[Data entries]
....................

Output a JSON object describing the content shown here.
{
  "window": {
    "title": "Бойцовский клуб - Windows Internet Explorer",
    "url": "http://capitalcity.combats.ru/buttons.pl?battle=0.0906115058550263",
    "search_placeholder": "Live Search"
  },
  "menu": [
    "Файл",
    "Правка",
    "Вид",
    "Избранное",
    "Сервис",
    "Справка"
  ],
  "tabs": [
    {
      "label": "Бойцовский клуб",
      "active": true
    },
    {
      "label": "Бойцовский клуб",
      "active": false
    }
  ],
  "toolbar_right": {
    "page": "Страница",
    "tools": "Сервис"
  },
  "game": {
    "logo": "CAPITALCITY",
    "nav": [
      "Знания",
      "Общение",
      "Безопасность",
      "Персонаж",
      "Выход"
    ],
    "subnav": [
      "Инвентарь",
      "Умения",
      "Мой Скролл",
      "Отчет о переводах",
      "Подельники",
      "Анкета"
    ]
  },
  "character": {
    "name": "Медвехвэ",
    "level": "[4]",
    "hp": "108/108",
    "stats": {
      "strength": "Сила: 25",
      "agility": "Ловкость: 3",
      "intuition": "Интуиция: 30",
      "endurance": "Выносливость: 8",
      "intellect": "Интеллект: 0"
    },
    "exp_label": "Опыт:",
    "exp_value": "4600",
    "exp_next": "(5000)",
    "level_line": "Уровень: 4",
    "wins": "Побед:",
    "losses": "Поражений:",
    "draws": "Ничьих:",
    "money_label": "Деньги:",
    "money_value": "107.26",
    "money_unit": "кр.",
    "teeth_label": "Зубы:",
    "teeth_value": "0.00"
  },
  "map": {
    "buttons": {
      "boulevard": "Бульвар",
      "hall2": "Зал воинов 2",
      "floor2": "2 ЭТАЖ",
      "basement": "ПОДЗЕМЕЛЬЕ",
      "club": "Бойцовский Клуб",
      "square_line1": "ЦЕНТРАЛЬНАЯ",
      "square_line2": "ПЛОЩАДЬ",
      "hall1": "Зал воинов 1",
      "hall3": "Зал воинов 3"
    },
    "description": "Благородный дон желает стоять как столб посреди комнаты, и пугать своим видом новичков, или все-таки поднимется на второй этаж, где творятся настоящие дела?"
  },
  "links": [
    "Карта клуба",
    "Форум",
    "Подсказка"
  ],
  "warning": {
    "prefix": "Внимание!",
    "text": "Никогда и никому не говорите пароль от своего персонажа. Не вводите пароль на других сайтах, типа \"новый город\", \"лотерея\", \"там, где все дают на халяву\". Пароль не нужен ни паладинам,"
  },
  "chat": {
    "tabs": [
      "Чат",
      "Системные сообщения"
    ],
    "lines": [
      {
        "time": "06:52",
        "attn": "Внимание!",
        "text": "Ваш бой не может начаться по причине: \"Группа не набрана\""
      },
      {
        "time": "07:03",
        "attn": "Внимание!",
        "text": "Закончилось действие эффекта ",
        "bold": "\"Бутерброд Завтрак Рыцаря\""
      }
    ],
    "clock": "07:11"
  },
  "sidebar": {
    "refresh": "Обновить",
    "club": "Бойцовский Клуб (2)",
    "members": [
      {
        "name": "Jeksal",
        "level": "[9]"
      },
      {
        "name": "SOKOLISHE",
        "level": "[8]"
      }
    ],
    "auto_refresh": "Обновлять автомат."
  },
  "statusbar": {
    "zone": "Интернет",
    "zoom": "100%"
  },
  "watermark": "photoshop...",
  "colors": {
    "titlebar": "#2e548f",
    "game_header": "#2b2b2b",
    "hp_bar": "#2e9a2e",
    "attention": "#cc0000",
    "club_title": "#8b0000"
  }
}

....................

— Directions for this task —
Retype the data exactly as given.

— Solved exercise —
Output a JSON object describing the content shown here.
{
  "window": {
    "title": "Бойцовский клуб - Windows Internet Explorer",
    "url": "http://capitalcity.combats.ru/buttons.pl?battle=0.0906115058550263",
    "search_placeholder": "Live Search"
  },
  "menu": [
    "Файл",
    "Правка",
    "Вид",
    "Избранное",
    "Сервис",
    "Справка"
  ],
  "tabs": [
    {
      "label": "Бойцовский клуб",
      "active": true
    },
    {
      "label": "Бойцовский клуб",
      "active": false
    }
  ],
  "toolbar_right": {
    "page": "Страница",
    "tools": "Сервис"
  },
  "game": {
    "logo": "CAPITALCITY",
    "nav": [
      "Знания",
      "Общение",
      "Безопасность",
      "Персонаж",
      "Выход"
    ],
    "subnav": [
      "Инвентарь",
      "Умения",
      "Мой Скролл",
      "Отчет о переводах",
      "Подельники",
      "Анкета"
    ]
  },
  "character": {
    "name": "Медвехвэ",
    "level": "[4]",
    "hp": "108/108",
    "stats": {
      "strength": "Сила: 25",
      "agility": "Ловкость: 3",
      "intuition": "Интуиция: 30",
      "endurance": "Выносливость: 8",
      "intellect": "Интеллект: 0"
    },
    "exp_label": "Опыт:",
    "exp_value": "4600",
    "exp_next": "(5000)",
    "level_line": "Уровень: 4",
    "wins": "Побед:",
    "losses": "Поражений:",
    "draws": "Ничьих:",
    "money_label": "Деньги:",
    "money_value": "107.26",
    "money_unit": "кр.",
    "teeth_label": "Зубы:",
    "teeth_value": "0.00"
  },
  "map": {
    "buttons": {
      "boulevard": "Бульвар",
      "hall2": "Зал воинов 2",
      "floor2": "2 ЭТАЖ",
      "basement": "ПОДЗЕМЕЛЬЕ",
      "club": "Бойцовский Клуб",
      "square_line1": "ЦЕНТРАЛЬНАЯ",
      "square_line2": "ПЛОЩАДЬ",
      "hall1": "Зал воинов 1",
      "hall3": "Зал воинов 3"
    },
    "description": "Благородный дон желает стоять как столб посреди комнаты, и пугать своим видом новичков, или все-таки поднимется на второй этаж, где творятся настоящие дела?"
  },
  "links": [
    "Карта клуба",
    "Форум",
    "Подсказка"
  ],
  "warning": {
    "prefix": "Внимание!",
    "text": "Никогда и никому не говорите пароль от своего персонажа. Не вводите пароль на других сайтах, типа \"новый город\", \"лотерея\", \"там, где все дают на халяву\". Пароль не нужен ни паладинам,"
  },
  "chat": {
    "tabs": [
      "Чат",
      "Системные сообщения"
    ],
    "lines": [
      {
        "time": "06:52",
        "attn": "Внимание!",
        "text": "Ваш бой не может начаться по причине: \"Группа не набрана\""
      },
      {
        "time": "07:03",
        "attn": "Внимание!",
        "text": "Закончилось действие эффекта ",
        "bold": "\"Бутерброд Завтрак Рыцаря\""
      }
    ],
    "clock": "07:11"
  },
  "sidebar": {
    "refresh": "Обновить",
    "club": "Бойцовский Клуб (2)",
    "members": [
      {
        "name": "Jeksal",
        "level": "[9]"
      },
      {
        "name": "SOKOLISHE",
        "level": "[8]"
      }
    ],
    "auto_refresh": "Обновлять автомат."
  },
  "statusbar": {
    "zone": "Интернет",
    "zoom": "100%"
  },
  "watermark": "photoshop...",
  "colors": {
    "titlebar": "#2e548f",
    "game_header": "#2b2b2b",
    "hp_bar": "#2e9a2e",
    "attention": "#cc0000",
    "club_title": "#8b0000"
  }
}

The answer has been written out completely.